### [EXERCISE TASK]
Transcribe all the records exactly and omit any images they hold.

### [AVAILABLE DATA]
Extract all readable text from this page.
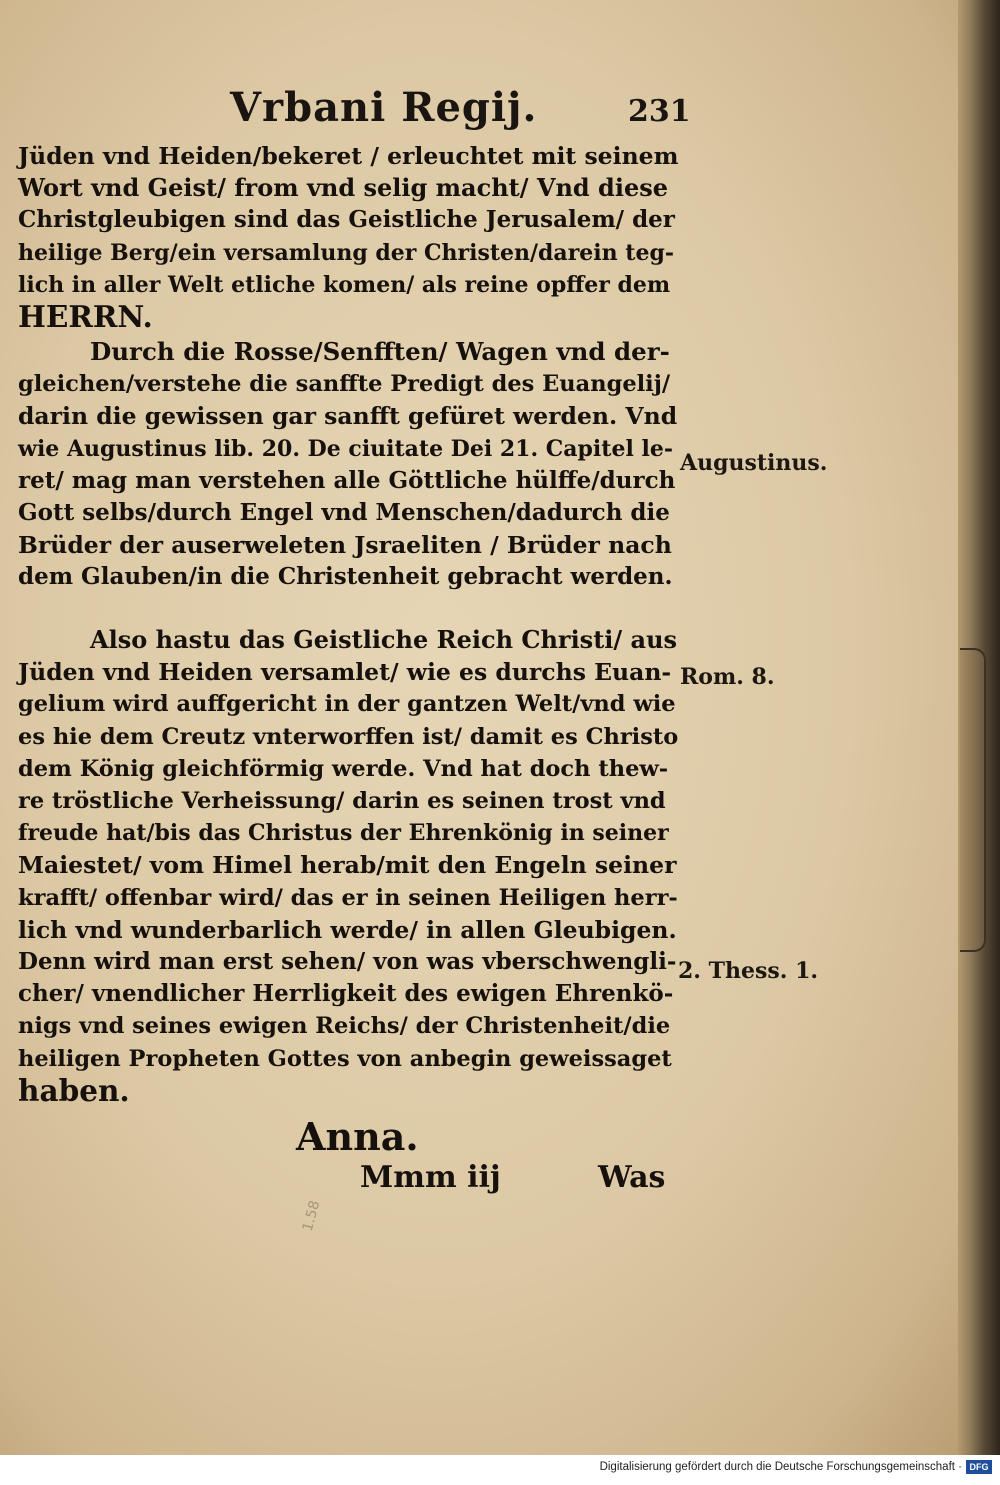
Vrbani Regij.	231
Jüden vnd Heiden/bekeret / erleuchtet mit seinem
Wort vnd Geist/ from vnd selig macht/ Vnd diese
Christgleubigen sind das Geistliche Jerusalem/ der
heilige Berg/ein versamlung der Christen/darein teg-
lich in aller Welt etliche komen/ als reine opffer dem
HERRN.
Durch die Rosse/Senfften/ Wagen vnd der-
gleichen/verstehe die sanffte Predigt des Euangelij/
darin die gewissen gar sanfft gefüret werden. Vnd
wie Augustinus lib. 20. De ciuitate Dei 21. Capitel le-
ret/ mag man verstehen alle Göttliche hülffe/durch
Gott selbs/durch Engel vnd Menschen/dadurch die
Brüder der auserweleten Jsraeliten / Brüder nach
dem Glauben/in die Christenheit gebracht werden.
Also hastu das Geistliche Reich Christi/ aus
Jüden vnd Heiden versamlet/ wie es durchs Euan-
gelium wird auffgericht in der gantzen Welt/vnd wie
es hie dem Creutz vnterworffen ist/ damit es Christo
dem König gleichförmig werde. Vnd hat doch thew-
re tröstliche Verheissung/ darin es seinen trost vnd
freude hat/bis das Christus der Ehrenkönig in seiner
Maiestet/ vom Himel herab/mit den Engeln seiner
krafft/ offenbar wird/ das er in seinen Heiligen herr-
lich vnd wunderbarlich werde/ in allen Gleubigen.
Denn wird man erst sehen/ von was vberschwengli-
cher/ vnendlicher Herrligkeit des ewigen Ehrenkö-
nigs vnd seines ewigen Reichs/ der Christenheit/die
heiligen Propheten Gottes von anbegin geweissaget
haben.
Augustinus.
Rom. 8.
2. Thess. 1.
Anna.
Mmm iij	Was
1.58
Digitalisierung gefördert durch die Deutsche Forschungsgemeinschaft · DFG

### [RESPONSE FOR THIS EXERCISE]
Extract all readable text from this page.
Vrbani Regij.	231
Jüden vnd Heiden/bekeret / erleuchtet mit seinem
Wort vnd Geist/ from vnd selig macht/ Vnd diese
Christgleubigen sind das Geistliche Jerusalem/ der
heilige Berg/ein versamlung der Christen/darein teg-
lich in aller Welt etliche komen/ als reine opffer dem
HERRN.
Durch die Rosse/Senfften/ Wagen vnd der-
gleichen/verstehe die sanffte Predigt des Euangelij/
darin die gewissen gar sanfft gefüret werden. Vnd
wie Augustinus lib. 20. De ciuitate Dei 21. Capitel le-
ret/ mag man verstehen alle Göttliche hülffe/durch
Gott selbs/durch Engel vnd Menschen/dadurch die
Brüder der auserweleten Jsraeliten / Brüder nach
dem Glauben/in die Christenheit gebracht werden.
Also hastu das Geistliche Reich Christi/ aus
Jüden vnd Heiden versamlet/ wie es durchs Euan-
gelium wird auffgericht in der gantzen Welt/vnd wie
es hie dem Creutz vnterworffen ist/ damit es Christo
dem König gleichförmig werde. Vnd hat doch thew-
re tröstliche Verheissung/ darin es seinen trost vnd
freude hat/bis das Christus der Ehrenkönig in seiner
Maiestet/ vom Himel herab/mit den Engeln seiner
krafft/ offenbar wird/ das er in seinen Heiligen herr-
lich vnd wunderbarlich werde/ in allen Gleubigen.
Denn wird man erst sehen/ von was vberschwengli-
cher/ vnendlicher Herrligkeit des ewigen Ehrenkö-
nigs vnd seines ewigen Reichs/ der Christenheit/die
heiligen Propheten Gottes von anbegin geweissaget
haben.
Augustinus.
Rom. 8.
2. Thess. 1.
Anna.
Mmm iij	Was
1.58
Digitalisierung gefördert durch die Deutsche Forschungsgemeinschaft · DFG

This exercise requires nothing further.